[Begin Entries provided]

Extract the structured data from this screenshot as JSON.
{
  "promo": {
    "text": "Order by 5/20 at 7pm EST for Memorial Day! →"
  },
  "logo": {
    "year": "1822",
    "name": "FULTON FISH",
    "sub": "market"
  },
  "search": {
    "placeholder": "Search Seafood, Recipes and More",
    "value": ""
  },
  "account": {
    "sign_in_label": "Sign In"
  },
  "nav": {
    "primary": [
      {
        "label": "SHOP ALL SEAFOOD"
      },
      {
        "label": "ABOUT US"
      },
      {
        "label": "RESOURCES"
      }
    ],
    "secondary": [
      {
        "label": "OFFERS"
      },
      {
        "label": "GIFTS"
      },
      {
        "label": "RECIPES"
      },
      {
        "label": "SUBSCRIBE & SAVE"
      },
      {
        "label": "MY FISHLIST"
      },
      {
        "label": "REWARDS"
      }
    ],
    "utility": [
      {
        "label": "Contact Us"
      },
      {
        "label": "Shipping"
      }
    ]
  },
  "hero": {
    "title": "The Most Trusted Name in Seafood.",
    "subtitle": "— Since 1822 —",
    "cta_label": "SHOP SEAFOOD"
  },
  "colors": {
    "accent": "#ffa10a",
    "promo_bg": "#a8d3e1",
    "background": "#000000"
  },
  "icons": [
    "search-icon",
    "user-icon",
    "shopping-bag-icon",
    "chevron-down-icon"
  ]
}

[End Entries provided]

What is asked → Nothing should be left out: return all of the records exactly.

Problem solution →
Extract the structured data from this screenshot as JSON.
{
  "promo": {
    "text": "Order by 5/20 at 7pm EST for Memorial Day! →"
  },
  "logo": {
    "year": "1822",
    "name": "FULTON FISH",
    "sub": "market"
  },
  "search": {
    "placeholder": "Search Seafood, Recipes and More",
    "value": ""
  },
  "account": {
    "sign_in_label": "Sign In"
  },
  "nav": {
    "primary": [
      {
        "label": "SHOP ALL SEAFOOD"
      },
      {
        "label": "ABOUT US"
      },
      {
        "label": "RESOURCES"
      }
    ],
    "secondary": [
      {
        "label": "OFFERS"
      },
      {
        "label": "GIFTS"
      },
      {
        "label": "RECIPES"
      },
      {
        "label": "SUBSCRIBE & SAVE"
      },
      {
        "label": "MY FISHLIST"
      },
      {
        "label": "REWARDS"
      }
    ],
    "utility": [
      {
        "label": "Contact Us"
      },
      {
        "label": "Shipping"
      }
    ]
  },
  "hero": {
    "title": "The Most Trusted Name in Seafood.",
    "subtitle": "— Since 1822 —",
    "cta_label": "SHOP SEAFOOD"
  },
  "colors": {
    "accent": "#ffa10a",
    "promo_bg": "#a8d3e1",
    "background": "#000000"
  },
  "icons": [
    "search-icon",
    "user-icon",
    "shopping-bag-icon",
    "chevron-down-icon"
  ]
}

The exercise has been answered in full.